• Aim of the exercise
Everything in the data should be repeated exactly, save for the images.

--- Data supplied ---

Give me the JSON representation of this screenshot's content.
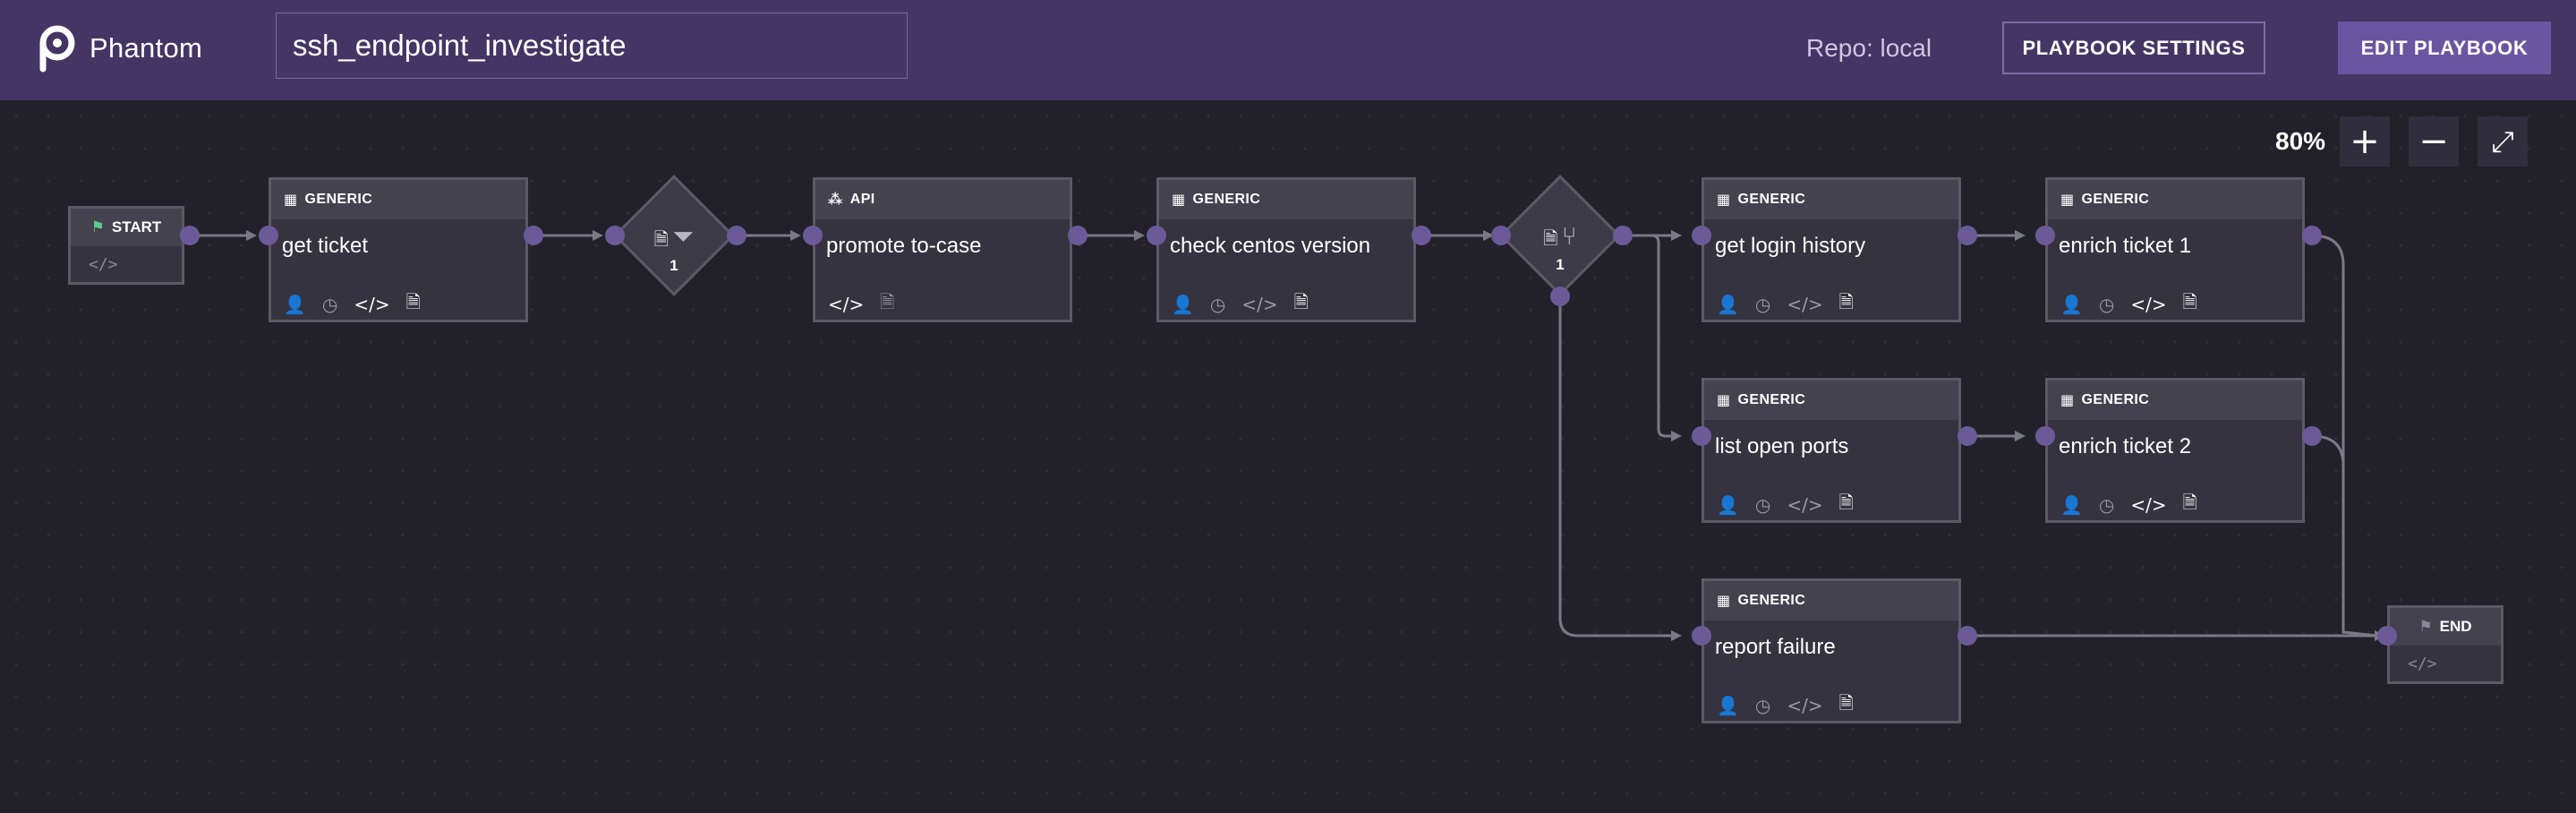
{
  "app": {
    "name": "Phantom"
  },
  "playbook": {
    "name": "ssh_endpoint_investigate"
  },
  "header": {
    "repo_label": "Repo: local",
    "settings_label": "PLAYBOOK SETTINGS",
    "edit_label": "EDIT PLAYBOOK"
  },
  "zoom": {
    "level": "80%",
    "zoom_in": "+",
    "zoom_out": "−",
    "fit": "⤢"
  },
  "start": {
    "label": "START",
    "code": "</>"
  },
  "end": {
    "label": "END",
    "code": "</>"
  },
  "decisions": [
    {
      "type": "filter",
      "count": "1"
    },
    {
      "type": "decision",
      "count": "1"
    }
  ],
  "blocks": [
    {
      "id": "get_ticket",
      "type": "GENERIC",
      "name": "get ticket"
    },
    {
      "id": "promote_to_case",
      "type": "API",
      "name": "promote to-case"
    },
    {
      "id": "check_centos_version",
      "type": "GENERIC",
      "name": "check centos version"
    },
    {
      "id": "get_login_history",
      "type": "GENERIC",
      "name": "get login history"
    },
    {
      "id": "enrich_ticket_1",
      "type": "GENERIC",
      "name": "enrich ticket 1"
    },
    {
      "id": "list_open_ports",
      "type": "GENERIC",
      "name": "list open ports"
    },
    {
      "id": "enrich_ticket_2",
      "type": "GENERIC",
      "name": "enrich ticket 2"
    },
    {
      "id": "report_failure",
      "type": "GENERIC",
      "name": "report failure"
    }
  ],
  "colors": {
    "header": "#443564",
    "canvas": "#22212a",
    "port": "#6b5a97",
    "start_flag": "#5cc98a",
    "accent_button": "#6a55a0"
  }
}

---

• Output
Give me the JSON representation of this screenshot's content.
{
  "app": {
    "name": "Phantom"
  },
  "playbook": {
    "name": "ssh_endpoint_investigate"
  },
  "header": {
    "repo_label": "Repo: local",
    "settings_label": "PLAYBOOK SETTINGS",
    "edit_label": "EDIT PLAYBOOK"
  },
  "zoom": {
    "level": "80%",
    "zoom_in": "+",
    "zoom_out": "−",
    "fit": "⤢"
  },
  "start": {
    "label": "START",
    "code": "</>"
  },
  "end": {
    "label": "END",
    "code": "</>"
  },
  "decisions": [
    {
      "type": "filter",
      "count": "1"
    },
    {
      "type": "decision",
      "count": "1"
    }
  ],
  "blocks": [
    {
      "id": "get_ticket",
      "type": "GENERIC",
      "name": "get ticket"
    },
    {
      "id": "promote_to_case",
      "type": "API",
      "name": "promote to-case"
    },
    {
      "id": "check_centos_version",
      "type": "GENERIC",
      "name": "check centos version"
    },
    {
      "id": "get_login_history",
      "type": "GENERIC",
      "name": "get login history"
    },
    {
      "id": "enrich_ticket_1",
      "type": "GENERIC",
      "name": "enrich ticket 1"
    },
    {
      "id": "list_open_ports",
      "type": "GENERIC",
      "name": "list open ports"
    },
    {
      "id": "enrich_ticket_2",
      "type": "GENERIC",
      "name": "enrich ticket 2"
    },
    {
      "id": "report_failure",
      "type": "GENERIC",
      "name": "report failure"
    }
  ],
  "colors": {
    "header": "#443564",
    "canvas": "#22212a",
    "port": "#6b5a97",
    "start_flag": "#5cc98a",
    "accent_button": "#6a55a0"
  }
}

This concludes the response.